**EXERCISE AIM**
Pictures stay out; everything else in the records below is copied exactly.

═══ DATA FOR THIS EXERCISE ═══

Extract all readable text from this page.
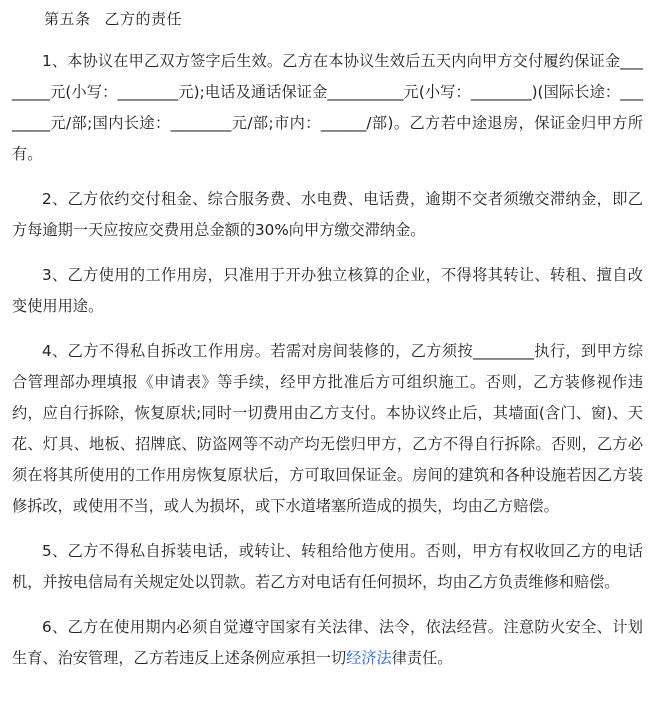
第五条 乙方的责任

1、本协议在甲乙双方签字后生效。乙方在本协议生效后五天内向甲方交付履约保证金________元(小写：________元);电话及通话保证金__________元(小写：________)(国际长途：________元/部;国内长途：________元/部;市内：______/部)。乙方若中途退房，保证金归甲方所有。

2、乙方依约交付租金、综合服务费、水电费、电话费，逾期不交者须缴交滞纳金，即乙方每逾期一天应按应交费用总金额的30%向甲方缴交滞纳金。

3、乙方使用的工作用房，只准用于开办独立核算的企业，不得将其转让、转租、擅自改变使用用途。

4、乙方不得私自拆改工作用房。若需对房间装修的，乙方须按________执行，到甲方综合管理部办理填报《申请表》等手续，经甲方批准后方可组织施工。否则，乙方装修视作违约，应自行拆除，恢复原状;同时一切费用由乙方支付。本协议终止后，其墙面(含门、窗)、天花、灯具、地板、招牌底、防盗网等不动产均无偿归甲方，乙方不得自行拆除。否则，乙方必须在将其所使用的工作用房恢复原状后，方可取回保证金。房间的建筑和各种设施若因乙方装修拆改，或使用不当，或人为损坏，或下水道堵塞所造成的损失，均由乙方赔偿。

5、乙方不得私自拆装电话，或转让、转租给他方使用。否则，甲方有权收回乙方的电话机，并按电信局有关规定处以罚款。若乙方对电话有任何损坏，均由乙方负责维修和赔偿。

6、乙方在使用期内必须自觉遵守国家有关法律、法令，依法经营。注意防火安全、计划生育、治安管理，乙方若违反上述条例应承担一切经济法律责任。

═══

**RESULT OF THIS TASK**
Extract all readable text from this page.
第五条 乙方的责任

1、本协议在甲乙双方签字后生效。乙方在本协议生效后五天内向甲方交付履约保证金________元(小写：________元);电话及通话保证金__________元(小写：________)(国际长途：________元/部;国内长途：________元/部;市内：______/部)。乙方若中途退房，保证金归甲方所有。

2、乙方依约交付租金、综合服务费、水电费、电话费，逾期不交者须缴交滞纳金，即乙方每逾期一天应按应交费用总金额的30%向甲方缴交滞纳金。

3、乙方使用的工作用房，只准用于开办独立核算的企业，不得将其转让、转租、擅自改变使用用途。

4、乙方不得私自拆改工作用房。若需对房间装修的，乙方须按________执行，到甲方综合管理部办理填报《申请表》等手续，经甲方批准后方可组织施工。否则，乙方装修视作违约，应自行拆除，恢复原状;同时一切费用由乙方支付。本协议终止后，其墙面(含门、窗)、天花、灯具、地板、招牌底、防盗网等不动产均无偿归甲方，乙方不得自行拆除。否则，乙方必须在将其所使用的工作用房恢复原状后，方可取回保证金。房间的建筑和各种设施若因乙方装修拆改，或使用不当，或人为损坏，或下水道堵塞所造成的损失，均由乙方赔偿。

5、乙方不得私自拆装电话，或转让、转租给他方使用。否则，甲方有权收回乙方的电话机，并按电信局有关规定处以罚款。若乙方对电话有任何损坏，均由乙方负责维修和赔偿。

6、乙方在使用期内必须自觉遵守国家有关法律、法令，依法经营。注意防火安全、计划生育、治安管理，乙方若违反上述条例应承担一切经济法律责任。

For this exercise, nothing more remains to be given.